--- Dataset records ---

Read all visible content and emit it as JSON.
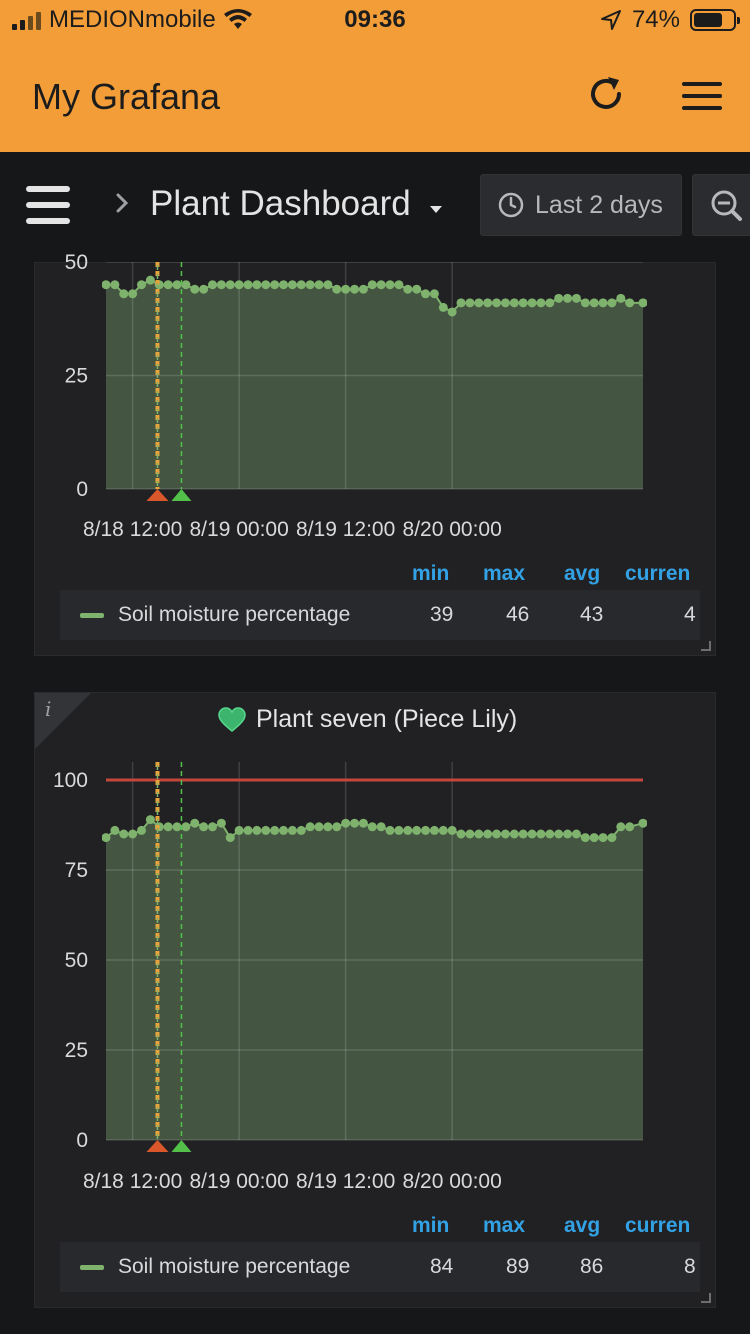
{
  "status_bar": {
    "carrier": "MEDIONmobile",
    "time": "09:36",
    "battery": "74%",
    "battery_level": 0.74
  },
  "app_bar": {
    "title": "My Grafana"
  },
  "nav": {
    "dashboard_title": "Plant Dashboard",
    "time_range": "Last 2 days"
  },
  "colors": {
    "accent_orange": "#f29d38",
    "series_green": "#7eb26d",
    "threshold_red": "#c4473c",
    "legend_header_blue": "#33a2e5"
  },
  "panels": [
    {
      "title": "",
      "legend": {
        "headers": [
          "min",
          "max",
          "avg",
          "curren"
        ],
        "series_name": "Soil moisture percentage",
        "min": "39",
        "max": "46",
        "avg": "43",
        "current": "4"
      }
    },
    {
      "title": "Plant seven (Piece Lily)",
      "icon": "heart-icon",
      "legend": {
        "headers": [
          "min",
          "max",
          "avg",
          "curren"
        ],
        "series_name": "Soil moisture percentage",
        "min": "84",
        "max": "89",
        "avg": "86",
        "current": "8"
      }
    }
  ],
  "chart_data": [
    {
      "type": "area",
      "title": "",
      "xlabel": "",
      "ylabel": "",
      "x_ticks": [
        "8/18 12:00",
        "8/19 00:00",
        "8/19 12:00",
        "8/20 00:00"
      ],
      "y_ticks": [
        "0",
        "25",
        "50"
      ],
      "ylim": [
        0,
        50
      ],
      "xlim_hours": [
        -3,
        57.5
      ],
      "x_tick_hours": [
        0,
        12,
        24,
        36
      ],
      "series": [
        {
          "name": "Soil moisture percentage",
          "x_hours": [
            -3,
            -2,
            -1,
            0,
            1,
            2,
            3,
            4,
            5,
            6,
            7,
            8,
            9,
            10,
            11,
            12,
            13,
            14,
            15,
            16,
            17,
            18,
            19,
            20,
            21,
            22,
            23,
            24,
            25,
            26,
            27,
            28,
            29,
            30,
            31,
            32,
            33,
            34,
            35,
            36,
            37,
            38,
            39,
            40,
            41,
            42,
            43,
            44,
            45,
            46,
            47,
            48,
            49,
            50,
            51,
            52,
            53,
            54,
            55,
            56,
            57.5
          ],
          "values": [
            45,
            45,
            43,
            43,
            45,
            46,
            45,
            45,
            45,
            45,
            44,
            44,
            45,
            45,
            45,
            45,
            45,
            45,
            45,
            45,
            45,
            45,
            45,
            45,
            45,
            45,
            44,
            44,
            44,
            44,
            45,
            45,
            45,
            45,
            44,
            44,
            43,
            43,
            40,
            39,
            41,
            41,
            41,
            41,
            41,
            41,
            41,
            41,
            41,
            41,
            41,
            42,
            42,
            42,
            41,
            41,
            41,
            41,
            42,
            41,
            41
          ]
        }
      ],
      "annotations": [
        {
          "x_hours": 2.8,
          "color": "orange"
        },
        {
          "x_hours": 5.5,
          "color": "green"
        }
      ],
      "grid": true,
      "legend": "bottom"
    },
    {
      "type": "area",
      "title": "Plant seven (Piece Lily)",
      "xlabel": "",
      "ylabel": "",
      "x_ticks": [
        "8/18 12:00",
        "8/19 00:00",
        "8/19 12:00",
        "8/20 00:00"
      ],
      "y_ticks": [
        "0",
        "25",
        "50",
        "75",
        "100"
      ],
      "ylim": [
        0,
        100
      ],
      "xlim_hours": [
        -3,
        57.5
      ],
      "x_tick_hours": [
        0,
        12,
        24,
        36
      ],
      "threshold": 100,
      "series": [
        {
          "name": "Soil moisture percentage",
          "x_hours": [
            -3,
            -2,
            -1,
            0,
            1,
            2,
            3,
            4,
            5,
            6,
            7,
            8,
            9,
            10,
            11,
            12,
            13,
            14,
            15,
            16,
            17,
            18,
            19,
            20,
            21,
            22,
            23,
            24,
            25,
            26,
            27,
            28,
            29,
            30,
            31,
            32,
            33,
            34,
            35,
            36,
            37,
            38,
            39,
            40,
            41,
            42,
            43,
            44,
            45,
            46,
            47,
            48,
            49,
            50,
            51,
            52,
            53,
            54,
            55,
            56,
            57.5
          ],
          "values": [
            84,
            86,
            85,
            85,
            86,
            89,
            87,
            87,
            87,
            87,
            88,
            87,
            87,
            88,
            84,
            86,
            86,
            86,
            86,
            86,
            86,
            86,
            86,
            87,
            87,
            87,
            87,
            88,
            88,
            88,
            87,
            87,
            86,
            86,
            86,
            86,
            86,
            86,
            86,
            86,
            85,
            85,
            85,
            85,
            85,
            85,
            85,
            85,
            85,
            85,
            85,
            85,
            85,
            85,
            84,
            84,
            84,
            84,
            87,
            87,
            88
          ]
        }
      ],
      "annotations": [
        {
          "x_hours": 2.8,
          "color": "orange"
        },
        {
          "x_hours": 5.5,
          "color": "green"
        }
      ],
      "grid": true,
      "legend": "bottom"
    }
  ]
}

---

■ Challenge ■
Repeat the material verbatim. Do not carry over any picture.

■ Task answer ■
Read all visible content and emit it as JSON.
{
  "status_bar": {
    "carrier": "MEDIONmobile",
    "time": "09:36",
    "battery": "74%",
    "battery_level": 0.74
  },
  "app_bar": {
    "title": "My Grafana"
  },
  "nav": {
    "dashboard_title": "Plant Dashboard",
    "time_range": "Last 2 days"
  },
  "colors": {
    "accent_orange": "#f29d38",
    "series_green": "#7eb26d",
    "threshold_red": "#c4473c",
    "legend_header_blue": "#33a2e5"
  },
  "panels": [
    {
      "title": "",
      "legend": {
        "headers": [
          "min",
          "max",
          "avg",
          "curren"
        ],
        "series_name": "Soil moisture percentage",
        "min": "39",
        "max": "46",
        "avg": "43",
        "current": "4"
      }
    },
    {
      "title": "Plant seven (Piece Lily)",
      "icon": "heart-icon",
      "legend": {
        "headers": [
          "min",
          "max",
          "avg",
          "curren"
        ],
        "series_name": "Soil moisture percentage",
        "min": "84",
        "max": "89",
        "avg": "86",
        "current": "8"
      }
    }
  ],
  "chart_data": [
    {
      "type": "area",
      "title": "",
      "xlabel": "",
      "ylabel": "",
      "x_ticks": [
        "8/18 12:00",
        "8/19 00:00",
        "8/19 12:00",
        "8/20 00:00"
      ],
      "y_ticks": [
        "0",
        "25",
        "50"
      ],
      "ylim": [
        0,
        50
      ],
      "xlim_hours": [
        -3,
        57.5
      ],
      "x_tick_hours": [
        0,
        12,
        24,
        36
      ],
      "series": [
        {
          "name": "Soil moisture percentage",
          "x_hours": [
            -3,
            -2,
            -1,
            0,
            1,
            2,
            3,
            4,
            5,
            6,
            7,
            8,
            9,
            10,
            11,
            12,
            13,
            14,
            15,
            16,
            17,
            18,
            19,
            20,
            21,
            22,
            23,
            24,
            25,
            26,
            27,
            28,
            29,
            30,
            31,
            32,
            33,
            34,
            35,
            36,
            37,
            38,
            39,
            40,
            41,
            42,
            43,
            44,
            45,
            46,
            47,
            48,
            49,
            50,
            51,
            52,
            53,
            54,
            55,
            56,
            57.5
          ],
          "values": [
            45,
            45,
            43,
            43,
            45,
            46,
            45,
            45,
            45,
            45,
            44,
            44,
            45,
            45,
            45,
            45,
            45,
            45,
            45,
            45,
            45,
            45,
            45,
            45,
            45,
            45,
            44,
            44,
            44,
            44,
            45,
            45,
            45,
            45,
            44,
            44,
            43,
            43,
            40,
            39,
            41,
            41,
            41,
            41,
            41,
            41,
            41,
            41,
            41,
            41,
            41,
            42,
            42,
            42,
            41,
            41,
            41,
            41,
            42,
            41,
            41
          ]
        }
      ],
      "annotations": [
        {
          "x_hours": 2.8,
          "color": "orange"
        },
        {
          "x_hours": 5.5,
          "color": "green"
        }
      ],
      "grid": true,
      "legend": "bottom"
    },
    {
      "type": "area",
      "title": "Plant seven (Piece Lily)",
      "xlabel": "",
      "ylabel": "",
      "x_ticks": [
        "8/18 12:00",
        "8/19 00:00",
        "8/19 12:00",
        "8/20 00:00"
      ],
      "y_ticks": [
        "0",
        "25",
        "50",
        "75",
        "100"
      ],
      "ylim": [
        0,
        100
      ],
      "xlim_hours": [
        -3,
        57.5
      ],
      "x_tick_hours": [
        0,
        12,
        24,
        36
      ],
      "threshold": 100,
      "series": [
        {
          "name": "Soil moisture percentage",
          "x_hours": [
            -3,
            -2,
            -1,
            0,
            1,
            2,
            3,
            4,
            5,
            6,
            7,
            8,
            9,
            10,
            11,
            12,
            13,
            14,
            15,
            16,
            17,
            18,
            19,
            20,
            21,
            22,
            23,
            24,
            25,
            26,
            27,
            28,
            29,
            30,
            31,
            32,
            33,
            34,
            35,
            36,
            37,
            38,
            39,
            40,
            41,
            42,
            43,
            44,
            45,
            46,
            47,
            48,
            49,
            50,
            51,
            52,
            53,
            54,
            55,
            56,
            57.5
          ],
          "values": [
            84,
            86,
            85,
            85,
            86,
            89,
            87,
            87,
            87,
            87,
            88,
            87,
            87,
            88,
            84,
            86,
            86,
            86,
            86,
            86,
            86,
            86,
            86,
            87,
            87,
            87,
            87,
            88,
            88,
            88,
            87,
            87,
            86,
            86,
            86,
            86,
            86,
            86,
            86,
            86,
            85,
            85,
            85,
            85,
            85,
            85,
            85,
            85,
            85,
            85,
            85,
            85,
            85,
            85,
            84,
            84,
            84,
            84,
            87,
            87,
            88
          ]
        }
      ],
      "annotations": [
        {
          "x_hours": 2.8,
          "color": "orange"
        },
        {
          "x_hours": 5.5,
          "color": "green"
        }
      ],
      "grid": true,
      "legend": "bottom"
    }
  ]
}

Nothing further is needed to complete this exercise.